→ **Task requirements**
Pictures in the data below are not part of the copy; transcribe everything else exactly.

## BEGIN Records for this task

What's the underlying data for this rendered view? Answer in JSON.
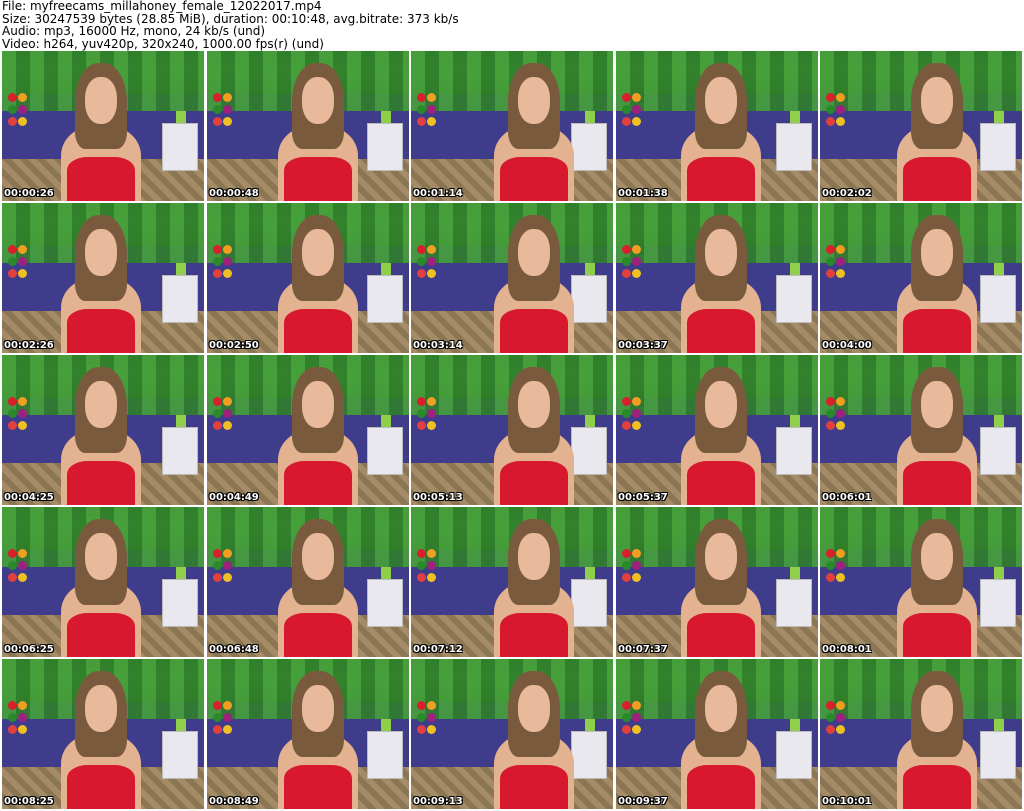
{
  "header": {
    "file_line": "File: myfreecams_millahoney_female_12022017.mp4",
    "size_line": "Size: 30247539 bytes (28.85 MiB), duration: 00:10:48, avg.bitrate: 373 kb/s",
    "audio_line": "Audio: mp3, 16000 Hz, mono, 24 kb/s (und)",
    "video_line": "Video: h264, yuv420p, 320x240, 1000.00 fps(r) (und)"
  },
  "thumbnails": [
    "00:00:26",
    "00:00:48",
    "00:01:14",
    "00:01:38",
    "00:02:02",
    "00:02:26",
    "00:02:50",
    "00:03:14",
    "00:03:37",
    "00:04:00",
    "00:04:25",
    "00:04:49",
    "00:05:13",
    "00:05:37",
    "00:06:01",
    "00:06:25",
    "00:06:48",
    "00:07:12",
    "00:07:37",
    "00:08:01",
    "00:08:25",
    "00:08:49",
    "00:09:13",
    "00:09:37",
    "00:10:01"
  ]
}
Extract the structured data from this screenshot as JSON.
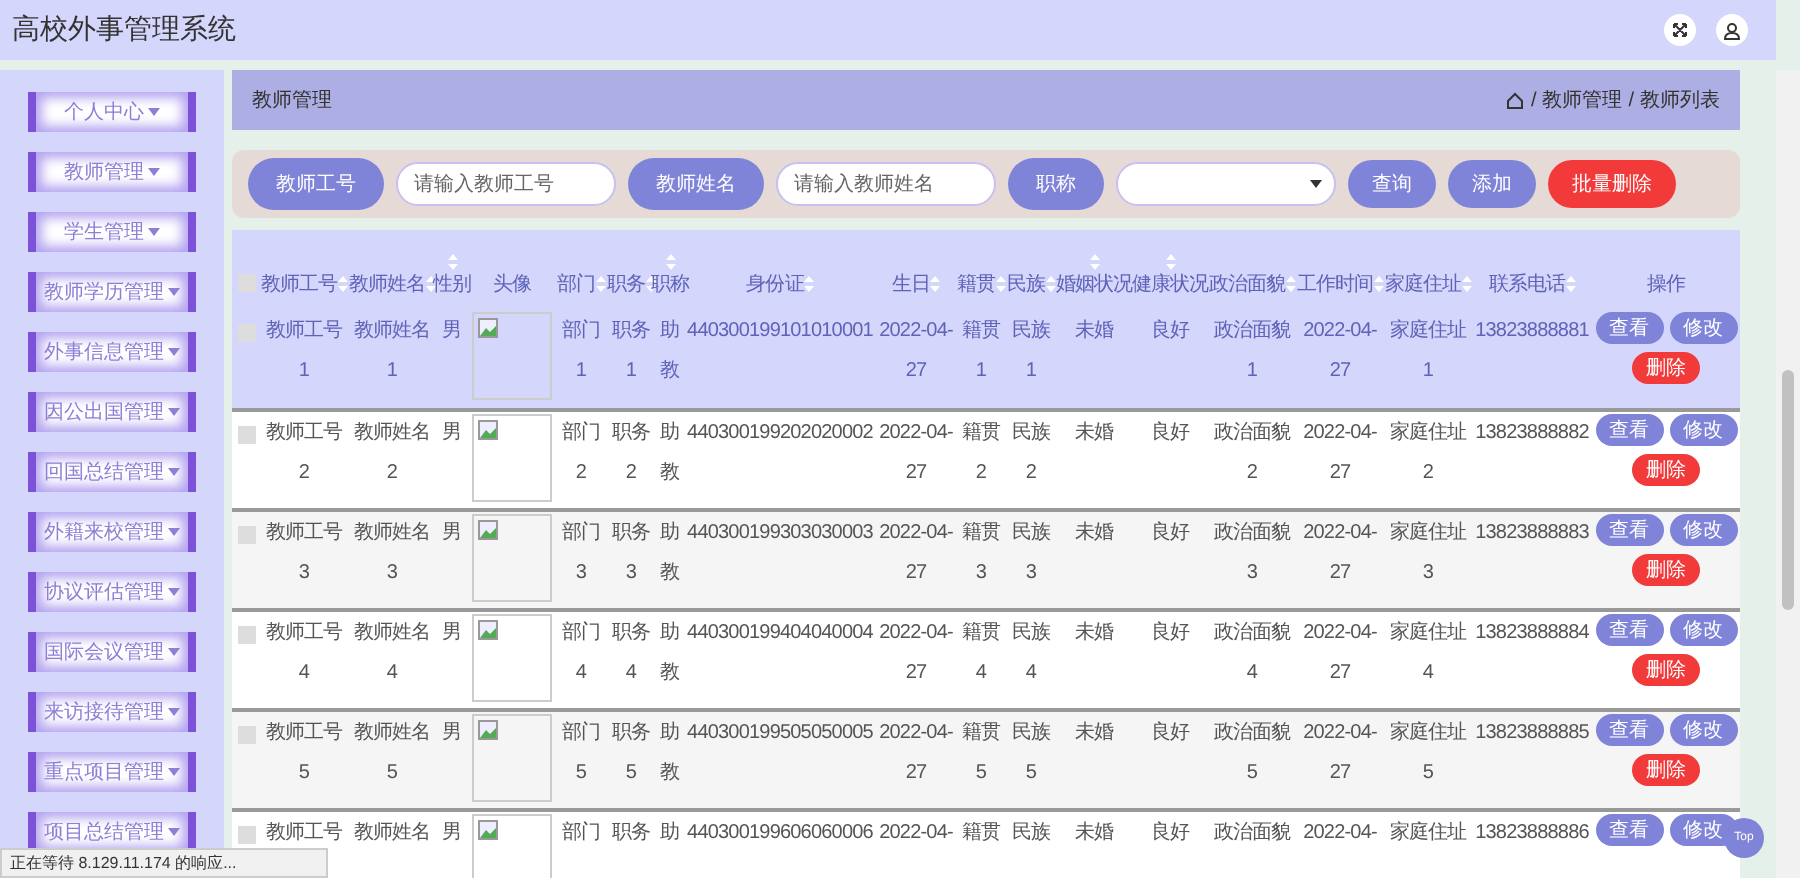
{
  "header": {
    "title": "高校外事管理系统"
  },
  "sidebar": {
    "items": [
      {
        "label": "个人中心"
      },
      {
        "label": "教师管理"
      },
      {
        "label": "学生管理"
      },
      {
        "label": "教师学历管理"
      },
      {
        "label": "外事信息管理"
      },
      {
        "label": "因公出国管理"
      },
      {
        "label": "回国总结管理"
      },
      {
        "label": "外籍来校管理"
      },
      {
        "label": "协议评估管理"
      },
      {
        "label": "国际会议管理"
      },
      {
        "label": "来访接待管理"
      },
      {
        "label": "重点项目管理"
      },
      {
        "label": "项目总结管理"
      }
    ]
  },
  "page_bar": {
    "title": "教师管理",
    "breadcrumb": [
      {
        "separator": "/",
        "label": "教师管理"
      },
      {
        "separator": "/",
        "label": "教师列表"
      }
    ]
  },
  "search": {
    "fields": [
      {
        "label": "教师工号",
        "placeholder": "请输入教师工号"
      },
      {
        "label": "教师姓名",
        "placeholder": "请输入教师姓名"
      }
    ],
    "select_label": "职称",
    "buttons": [
      {
        "label": "查询",
        "kind": "primary"
      },
      {
        "label": "添加",
        "kind": "primary"
      },
      {
        "label": "批量删除",
        "kind": "danger"
      }
    ]
  },
  "table": {
    "select_all": {
      "checked": false
    },
    "columns": [
      {
        "kind": "text",
        "label": "教师工号",
        "sortable": true
      },
      {
        "kind": "text",
        "label": "教师姓名",
        "sortable": true
      },
      {
        "kind": "text",
        "label": "性别",
        "sortable": true
      },
      {
        "kind": "image",
        "label": "头像",
        "sortable": false
      },
      {
        "kind": "text",
        "label": "部门",
        "sortable": true
      },
      {
        "kind": "text",
        "label": "职务",
        "sortable": true
      },
      {
        "kind": "text",
        "label": "职称",
        "sortable": true
      },
      {
        "kind": "text",
        "label": "身份证",
        "sortable": true
      },
      {
        "kind": "text",
        "label": "生日",
        "sortable": true
      },
      {
        "kind": "text",
        "label": "籍贯",
        "sortable": true
      },
      {
        "kind": "text",
        "label": "民族",
        "sortable": true
      },
      {
        "kind": "text",
        "label": "婚姻状况",
        "sortable": true
      },
      {
        "kind": "text",
        "label": "健康状况",
        "sortable": true
      },
      {
        "kind": "text",
        "label": "政治面貌",
        "sortable": true
      },
      {
        "kind": "text",
        "label": "工作时间",
        "sortable": true
      },
      {
        "kind": "text",
        "label": "家庭住址",
        "sortable": true
      },
      {
        "kind": "text",
        "label": "联系电话",
        "sortable": true
      },
      {
        "kind": "actions",
        "label": "操作",
        "sortable": false
      }
    ],
    "rows": [
      {
        "highlighted": true,
        "checked": false,
        "cells": [
          "教师工号1",
          "教师姓名1",
          "男",
          {
            "kind": "image"
          },
          "部门1",
          "职务1",
          "助教",
          "440300199101010001",
          "2022-04-27",
          "籍贯1",
          "民族1",
          "未婚",
          "良好",
          "政治面貌1",
          "2022-04-27",
          "家庭住址1",
          "13823888881"
        ],
        "actions": [
          {
            "label": "查看",
            "kind": "primary"
          },
          {
            "label": "修改",
            "kind": "primary"
          },
          {
            "label": "删除",
            "kind": "danger"
          }
        ]
      },
      {
        "highlighted": false,
        "checked": false,
        "cells": [
          "教师工号2",
          "教师姓名2",
          "男",
          {
            "kind": "image"
          },
          "部门2",
          "职务2",
          "助教",
          "440300199202020002",
          "2022-04-27",
          "籍贯2",
          "民族2",
          "未婚",
          "良好",
          "政治面貌2",
          "2022-04-27",
          "家庭住址2",
          "13823888882"
        ],
        "actions": [
          {
            "label": "查看",
            "kind": "primary"
          },
          {
            "label": "修改",
            "kind": "primary"
          },
          {
            "label": "删除",
            "kind": "danger"
          }
        ]
      },
      {
        "highlighted": false,
        "checked": false,
        "cells": [
          "教师工号3",
          "教师姓名3",
          "男",
          {
            "kind": "image"
          },
          "部门3",
          "职务3",
          "助教",
          "440300199303030003",
          "2022-04-27",
          "籍贯3",
          "民族3",
          "未婚",
          "良好",
          "政治面貌3",
          "2022-04-27",
          "家庭住址3",
          "13823888883"
        ],
        "actions": [
          {
            "label": "查看",
            "kind": "primary"
          },
          {
            "label": "修改",
            "kind": "primary"
          },
          {
            "label": "删除",
            "kind": "danger"
          }
        ]
      },
      {
        "highlighted": false,
        "checked": false,
        "cells": [
          "教师工号4",
          "教师姓名4",
          "男",
          {
            "kind": "image"
          },
          "部门4",
          "职务4",
          "助教",
          "440300199404040004",
          "2022-04-27",
          "籍贯4",
          "民族4",
          "未婚",
          "良好",
          "政治面貌4",
          "2022-04-27",
          "家庭住址4",
          "13823888884"
        ],
        "actions": [
          {
            "label": "查看",
            "kind": "primary"
          },
          {
            "label": "修改",
            "kind": "primary"
          },
          {
            "label": "删除",
            "kind": "danger"
          }
        ]
      },
      {
        "highlighted": false,
        "checked": false,
        "cells": [
          "教师工号5",
          "教师姓名5",
          "男",
          {
            "kind": "image"
          },
          "部门5",
          "职务5",
          "助教",
          "440300199505050005",
          "2022-04-27",
          "籍贯5",
          "民族5",
          "未婚",
          "良好",
          "政治面貌5",
          "2022-04-27",
          "家庭住址5",
          "13823888885"
        ],
        "actions": [
          {
            "label": "查看",
            "kind": "primary"
          },
          {
            "label": "修改",
            "kind": "primary"
          },
          {
            "label": "删除",
            "kind": "danger"
          }
        ]
      },
      {
        "highlighted": false,
        "checked": false,
        "cells": [
          "教师工号",
          "教师姓名",
          "男",
          {
            "kind": "image"
          },
          "部门",
          "职务",
          "助",
          "440300199606060006",
          "2022-04-",
          "籍贯",
          "民族",
          "未婚",
          "良好",
          "政治面貌",
          "2022-04-",
          "家庭住址",
          "13823888886"
        ],
        "actions": [
          {
            "label": "查看",
            "kind": "primary"
          },
          {
            "label": "修改",
            "kind": "primary"
          }
        ]
      }
    ]
  },
  "status_bar": {
    "text": "正在等待 8.129.11.174 的响应..."
  },
  "top_button": {
    "label": "Top"
  }
}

## END Records for this task

→ **In response**
What's the underlying data for this rendered view? Answer in JSON.
{
  "header": {
    "file_line": "File: myfreecams_millahoney_female_12022017.mp4",
    "size_line": "Size: 30247539 bytes (28.85 MiB), duration: 00:10:48, avg.bitrate: 373 kb/s",
    "audio_line": "Audio: mp3, 16000 Hz, mono, 24 kb/s (und)",
    "video_line": "Video: h264, yuv420p, 320x240, 1000.00 fps(r) (und)"
  },
  "thumbnails": [
    "00:00:26",
    "00:00:48",
    "00:01:14",
    "00:01:38",
    "00:02:02",
    "00:02:26",
    "00:02:50",
    "00:03:14",
    "00:03:37",
    "00:04:00",
    "00:04:25",
    "00:04:49",
    "00:05:13",
    "00:05:37",
    "00:06:01",
    "00:06:25",
    "00:06:48",
    "00:07:12",
    "00:07:37",
    "00:08:01",
    "00:08:25",
    "00:08:49",
    "00:09:13",
    "00:09:37",
    "00:10:01"
  ]
}
Extract the structured data from this screenshot as JSON.
{
  "header": {
    "title": "高校外事管理系统"
  },
  "sidebar": {
    "items": [
      {
        "label": "个人中心"
      },
      {
        "label": "教师管理"
      },
      {
        "label": "学生管理"
      },
      {
        "label": "教师学历管理"
      },
      {
        "label": "外事信息管理"
      },
      {
        "label": "因公出国管理"
      },
      {
        "label": "回国总结管理"
      },
      {
        "label": "外籍来校管理"
      },
      {
        "label": "协议评估管理"
      },
      {
        "label": "国际会议管理"
      },
      {
        "label": "来访接待管理"
      },
      {
        "label": "重点项目管理"
      },
      {
        "label": "项目总结管理"
      }
    ]
  },
  "page_bar": {
    "title": "教师管理",
    "breadcrumb": [
      {
        "separator": "/",
        "label": "教师管理"
      },
      {
        "separator": "/",
        "label": "教师列表"
      }
    ]
  },
  "search": {
    "fields": [
      {
        "label": "教师工号",
        "placeholder": "请输入教师工号"
      },
      {
        "label": "教师姓名",
        "placeholder": "请输入教师姓名"
      }
    ],
    "select_label": "职称",
    "buttons": [
      {
        "label": "查询",
        "kind": "primary"
      },
      {
        "label": "添加",
        "kind": "primary"
      },
      {
        "label": "批量删除",
        "kind": "danger"
      }
    ]
  },
  "table": {
    "select_all": {
      "checked": false
    },
    "columns": [
      {
        "kind": "text",
        "label": "教师工号",
        "sortable": true
      },
      {
        "kind": "text",
        "label": "教师姓名",
        "sortable": true
      },
      {
        "kind": "text",
        "label": "性别",
        "sortable": true
      },
      {
        "kind": "image",
        "label": "头像",
        "sortable": false
      },
      {
        "kind": "text",
        "label": "部门",
        "sortable": true
      },
      {
        "kind": "text",
        "label": "职务",
        "sortable": true
      },
      {
        "kind": "text",
        "label": "职称",
        "sortable": true
      },
      {
        "kind": "text",
        "label": "身份证",
        "sortable": true
      },
      {
        "kind": "text",
        "label": "生日",
        "sortable": true
      },
      {
        "kind": "text",
        "label": "籍贯",
        "sortable": true
      },
      {
        "kind": "text",
        "label": "民族",
        "sortable": true
      },
      {
        "kind": "text",
        "label": "婚姻状况",
        "sortable": true
      },
      {
        "kind": "text",
        "label": "健康状况",
        "sortable": true
      },
      {
        "kind": "text",
        "label": "政治面貌",
        "sortable": true
      },
      {
        "kind": "text",
        "label": "工作时间",
        "sortable": true
      },
      {
        "kind": "text",
        "label": "家庭住址",
        "sortable": true
      },
      {
        "kind": "text",
        "label": "联系电话",
        "sortable": true
      },
      {
        "kind": "actions",
        "label": "操作",
        "sortable": false
      }
    ],
    "rows": [
      {
        "highlighted": true,
        "checked": false,
        "cells": [
          "教师工号1",
          "教师姓名1",
          "男",
          {
            "kind": "image"
          },
          "部门1",
          "职务1",
          "助教",
          "440300199101010001",
          "2022-04-27",
          "籍贯1",
          "民族1",
          "未婚",
          "良好",
          "政治面貌1",
          "2022-04-27",
          "家庭住址1",
          "13823888881"
        ],
        "actions": [
          {
            "label": "查看",
            "kind": "primary"
          },
          {
            "label": "修改",
            "kind": "primary"
          },
          {
            "label": "删除",
            "kind": "danger"
          }
        ]
      },
      {
        "highlighted": false,
        "checked": false,
        "cells": [
          "教师工号2",
          "教师姓名2",
          "男",
          {
            "kind": "image"
          },
          "部门2",
          "职务2",
          "助教",
          "440300199202020002",
          "2022-04-27",
          "籍贯2",
          "民族2",
          "未婚",
          "良好",
          "政治面貌2",
          "2022-04-27",
          "家庭住址2",
          "13823888882"
        ],
        "actions": [
          {
            "label": "查看",
            "kind": "primary"
          },
          {
            "label": "修改",
            "kind": "primary"
          },
          {
            "label": "删除",
            "kind": "danger"
          }
        ]
      },
      {
        "highlighted": false,
        "checked": false,
        "cells": [
          "教师工号3",
          "教师姓名3",
          "男",
          {
            "kind": "image"
          },
          "部门3",
          "职务3",
          "助教",
          "440300199303030003",
          "2022-04-27",
          "籍贯3",
          "民族3",
          "未婚",
          "良好",
          "政治面貌3",
          "2022-04-27",
          "家庭住址3",
          "13823888883"
        ],
        "actions": [
          {
            "label": "查看",
            "kind": "primary"
          },
          {
            "label": "修改",
            "kind": "primary"
          },
          {
            "label": "删除",
            "kind": "danger"
          }
        ]
      },
      {
        "highlighted": false,
        "checked": false,
        "cells": [
          "教师工号4",
          "教师姓名4",
          "男",
          {
            "kind": "image"
          },
          "部门4",
          "职务4",
          "助教",
          "440300199404040004",
          "2022-04-27",
          "籍贯4",
          "民族4",
          "未婚",
          "良好",
          "政治面貌4",
          "2022-04-27",
          "家庭住址4",
          "13823888884"
        ],
        "actions": [
          {
            "label": "查看",
            "kind": "primary"
          },
          {
            "label": "修改",
            "kind": "primary"
          },
          {
            "label": "删除",
            "kind": "danger"
          }
        ]
      },
      {
        "highlighted": false,
        "checked": false,
        "cells": [
          "教师工号5",
          "教师姓名5",
          "男",
          {
            "kind": "image"
          },
          "部门5",
          "职务5",
          "助教",
          "440300199505050005",
          "2022-04-27",
          "籍贯5",
          "民族5",
          "未婚",
          "良好",
          "政治面貌5",
          "2022-04-27",
          "家庭住址5",
          "13823888885"
        ],
        "actions": [
          {
            "label": "查看",
            "kind": "primary"
          },
          {
            "label": "修改",
            "kind": "primary"
          },
          {
            "label": "删除",
            "kind": "danger"
          }
        ]
      },
      {
        "highlighted": false,
        "checked": false,
        "cells": [
          "教师工号",
          "教师姓名",
          "男",
          {
            "kind": "image"
          },
          "部门",
          "职务",
          "助",
          "440300199606060006",
          "2022-04-",
          "籍贯",
          "民族",
          "未婚",
          "良好",
          "政治面貌",
          "2022-04-",
          "家庭住址",
          "13823888886"
        ],
        "actions": [
          {
            "label": "查看",
            "kind": "primary"
          },
          {
            "label": "修改",
            "kind": "primary"
          }
        ]
      }
    ]
  },
  "status_bar": {
    "text": "正在等待 8.129.11.174 的响应..."
  },
  "top_button": {
    "label": "Top"
  }
}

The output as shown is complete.